Copy the entries below exactly. Images do not belong in the copy.

• **Records for this exercise**
※

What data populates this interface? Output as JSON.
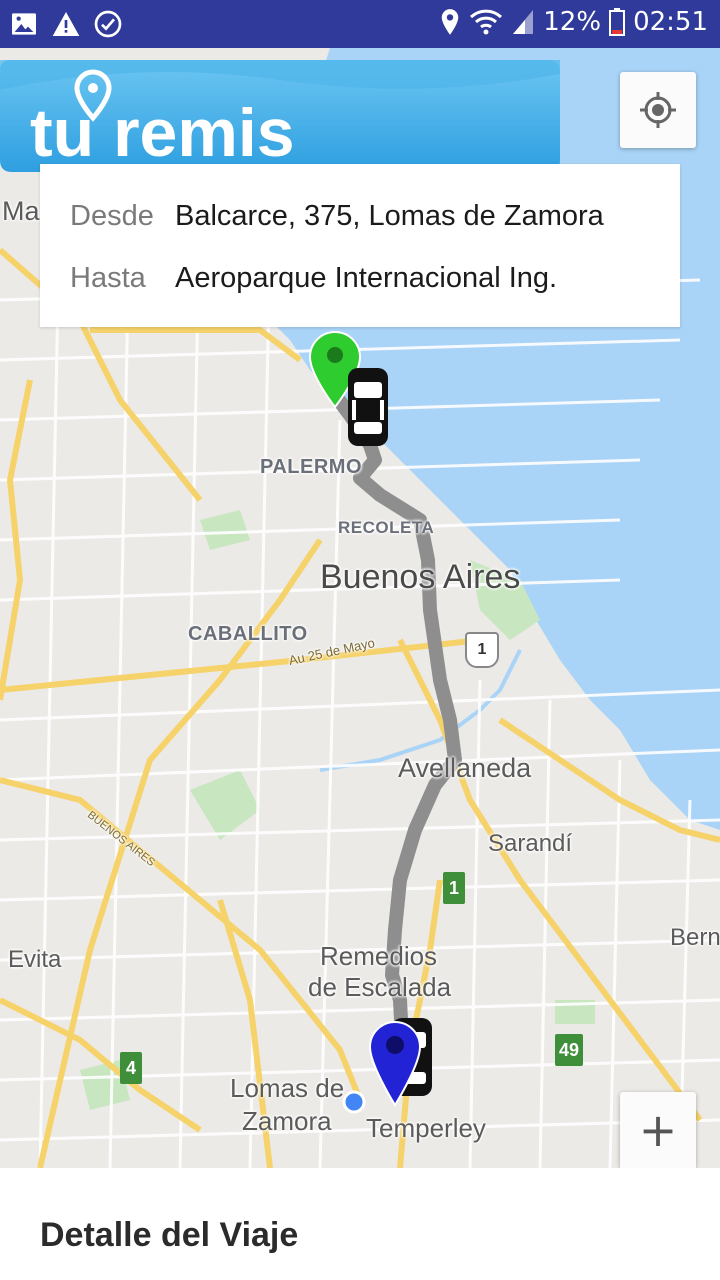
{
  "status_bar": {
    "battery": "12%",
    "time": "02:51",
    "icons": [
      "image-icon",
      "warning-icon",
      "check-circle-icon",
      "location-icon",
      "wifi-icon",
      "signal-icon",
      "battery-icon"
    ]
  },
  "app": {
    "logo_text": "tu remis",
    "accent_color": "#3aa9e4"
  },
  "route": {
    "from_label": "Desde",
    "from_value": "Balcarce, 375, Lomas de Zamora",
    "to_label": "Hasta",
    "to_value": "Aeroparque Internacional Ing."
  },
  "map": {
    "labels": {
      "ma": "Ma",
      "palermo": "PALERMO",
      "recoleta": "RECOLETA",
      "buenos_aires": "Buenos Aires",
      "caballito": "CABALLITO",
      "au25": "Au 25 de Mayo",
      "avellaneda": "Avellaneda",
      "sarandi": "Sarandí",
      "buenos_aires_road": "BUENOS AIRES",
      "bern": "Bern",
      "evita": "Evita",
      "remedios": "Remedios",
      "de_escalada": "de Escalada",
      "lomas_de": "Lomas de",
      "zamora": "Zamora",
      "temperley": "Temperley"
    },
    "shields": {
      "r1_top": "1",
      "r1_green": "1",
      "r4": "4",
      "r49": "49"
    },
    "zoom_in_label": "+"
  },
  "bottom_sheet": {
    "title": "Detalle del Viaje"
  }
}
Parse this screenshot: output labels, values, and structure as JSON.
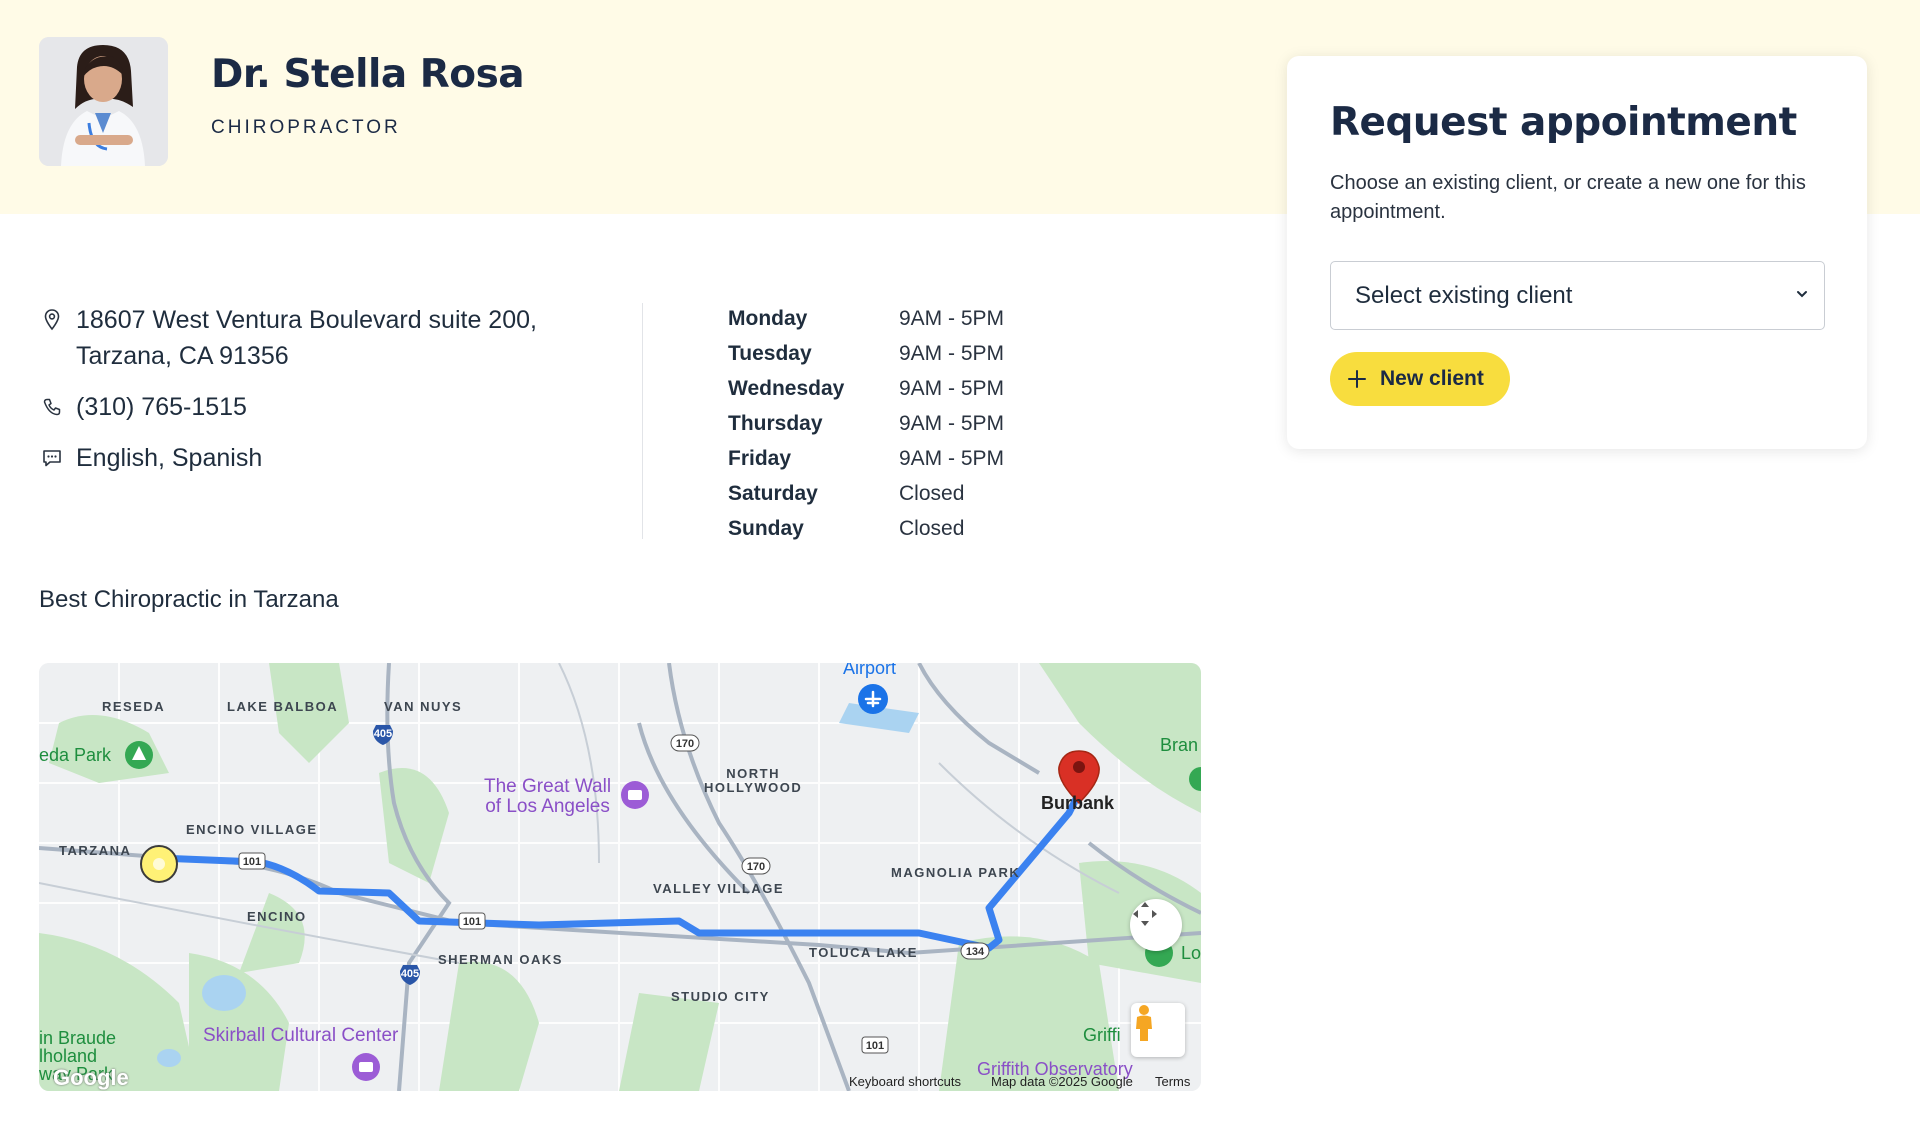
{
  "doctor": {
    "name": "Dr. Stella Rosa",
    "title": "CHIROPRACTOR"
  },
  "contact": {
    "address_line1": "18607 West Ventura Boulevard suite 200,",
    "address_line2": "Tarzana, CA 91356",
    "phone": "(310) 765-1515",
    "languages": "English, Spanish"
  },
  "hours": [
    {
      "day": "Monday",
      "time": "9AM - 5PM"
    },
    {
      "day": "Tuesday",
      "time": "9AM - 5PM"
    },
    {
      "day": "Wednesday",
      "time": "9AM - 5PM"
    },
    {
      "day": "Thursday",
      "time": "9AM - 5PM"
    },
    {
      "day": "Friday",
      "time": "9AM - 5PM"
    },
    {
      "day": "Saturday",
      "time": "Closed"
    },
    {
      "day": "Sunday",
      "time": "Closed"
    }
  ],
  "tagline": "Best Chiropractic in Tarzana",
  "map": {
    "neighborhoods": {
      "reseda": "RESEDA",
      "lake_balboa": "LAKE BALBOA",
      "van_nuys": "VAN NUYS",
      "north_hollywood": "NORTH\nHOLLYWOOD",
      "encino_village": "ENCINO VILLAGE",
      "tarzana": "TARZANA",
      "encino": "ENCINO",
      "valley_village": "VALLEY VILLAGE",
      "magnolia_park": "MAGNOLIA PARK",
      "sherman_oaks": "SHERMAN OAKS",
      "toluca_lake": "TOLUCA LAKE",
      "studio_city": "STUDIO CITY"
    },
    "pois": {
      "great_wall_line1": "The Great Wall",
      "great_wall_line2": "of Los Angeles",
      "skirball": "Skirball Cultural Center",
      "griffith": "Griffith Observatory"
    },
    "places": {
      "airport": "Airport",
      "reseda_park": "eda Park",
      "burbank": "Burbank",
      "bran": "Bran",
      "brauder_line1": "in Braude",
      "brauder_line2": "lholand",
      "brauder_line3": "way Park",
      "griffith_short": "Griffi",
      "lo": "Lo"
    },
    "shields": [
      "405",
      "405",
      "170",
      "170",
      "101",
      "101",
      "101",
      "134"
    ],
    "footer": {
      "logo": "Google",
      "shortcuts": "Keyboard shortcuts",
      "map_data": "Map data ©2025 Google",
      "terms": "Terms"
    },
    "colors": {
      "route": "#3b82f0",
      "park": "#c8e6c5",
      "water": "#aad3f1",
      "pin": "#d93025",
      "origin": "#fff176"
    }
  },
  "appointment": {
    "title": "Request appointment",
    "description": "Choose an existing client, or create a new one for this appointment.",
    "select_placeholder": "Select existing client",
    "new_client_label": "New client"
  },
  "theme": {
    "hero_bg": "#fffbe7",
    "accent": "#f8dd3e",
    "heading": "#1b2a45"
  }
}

※

• **Answer to this exercise**
What data populates this interface? Output as JSON.
{
  "status_bar": {
    "battery": "12%",
    "time": "02:51",
    "icons": [
      "image-icon",
      "warning-icon",
      "check-circle-icon",
      "location-icon",
      "wifi-icon",
      "signal-icon",
      "battery-icon"
    ]
  },
  "app": {
    "logo_text": "tu remis",
    "accent_color": "#3aa9e4"
  },
  "route": {
    "from_label": "Desde",
    "from_value": "Balcarce, 375, Lomas de Zamora",
    "to_label": "Hasta",
    "to_value": "Aeroparque Internacional Ing."
  },
  "map": {
    "labels": {
      "ma": "Ma",
      "palermo": "PALERMO",
      "recoleta": "RECOLETA",
      "buenos_aires": "Buenos Aires",
      "caballito": "CABALLITO",
      "au25": "Au 25 de Mayo",
      "avellaneda": "Avellaneda",
      "sarandi": "Sarandí",
      "buenos_aires_road": "BUENOS AIRES",
      "bern": "Bern",
      "evita": "Evita",
      "remedios": "Remedios",
      "de_escalada": "de Escalada",
      "lomas_de": "Lomas de",
      "zamora": "Zamora",
      "temperley": "Temperley"
    },
    "shields": {
      "r1_top": "1",
      "r1_green": "1",
      "r4": "4",
      "r49": "49"
    },
    "zoom_in_label": "+"
  },
  "bottom_sheet": {
    "title": "Detalle del Viaje"
  }
}
Parse this screenshot: output labels, values, and structure as JSON.
{
  "doctor": {
    "name": "Dr. Stella Rosa",
    "title": "CHIROPRACTOR"
  },
  "contact": {
    "address_line1": "18607 West Ventura Boulevard suite 200,",
    "address_line2": "Tarzana, CA 91356",
    "phone": "(310) 765-1515",
    "languages": "English, Spanish"
  },
  "hours": [
    {
      "day": "Monday",
      "time": "9AM - 5PM"
    },
    {
      "day": "Tuesday",
      "time": "9AM - 5PM"
    },
    {
      "day": "Wednesday",
      "time": "9AM - 5PM"
    },
    {
      "day": "Thursday",
      "time": "9AM - 5PM"
    },
    {
      "day": "Friday",
      "time": "9AM - 5PM"
    },
    {
      "day": "Saturday",
      "time": "Closed"
    },
    {
      "day": "Sunday",
      "time": "Closed"
    }
  ],
  "tagline": "Best Chiropractic in Tarzana",
  "map": {
    "neighborhoods": {
      "reseda": "RESEDA",
      "lake_balboa": "LAKE BALBOA",
      "van_nuys": "VAN NUYS",
      "north_hollywood": "NORTH\nHOLLYWOOD",
      "encino_village": "ENCINO VILLAGE",
      "tarzana": "TARZANA",
      "encino": "ENCINO",
      "valley_village": "VALLEY VILLAGE",
      "magnolia_park": "MAGNOLIA PARK",
      "sherman_oaks": "SHERMAN OAKS",
      "toluca_lake": "TOLUCA LAKE",
      "studio_city": "STUDIO CITY"
    },
    "pois": {
      "great_wall_line1": "The Great Wall",
      "great_wall_line2": "of Los Angeles",
      "skirball": "Skirball Cultural Center",
      "griffith": "Griffith Observatory"
    },
    "places": {
      "airport": "Airport",
      "reseda_park": "eda Park",
      "burbank": "Burbank",
      "bran": "Bran",
      "brauder_line1": "in Braude",
      "brauder_line2": "lholand",
      "brauder_line3": "way Park",
      "griffith_short": "Griffi",
      "lo": "Lo"
    },
    "shields": [
      "405",
      "405",
      "170",
      "170",
      "101",
      "101",
      "101",
      "134"
    ],
    "footer": {
      "logo": "Google",
      "shortcuts": "Keyboard shortcuts",
      "map_data": "Map data ©2025 Google",
      "terms": "Terms"
    },
    "colors": {
      "route": "#3b82f0",
      "park": "#c8e6c5",
      "water": "#aad3f1",
      "pin": "#d93025",
      "origin": "#fff176"
    }
  },
  "appointment": {
    "title": "Request appointment",
    "description": "Choose an existing client, or create a new one for this appointment.",
    "select_placeholder": "Select existing client",
    "new_client_label": "New client"
  },
  "theme": {
    "hero_bg": "#fffbe7",
    "accent": "#f8dd3e",
    "heading": "#1b2a45"
  }
}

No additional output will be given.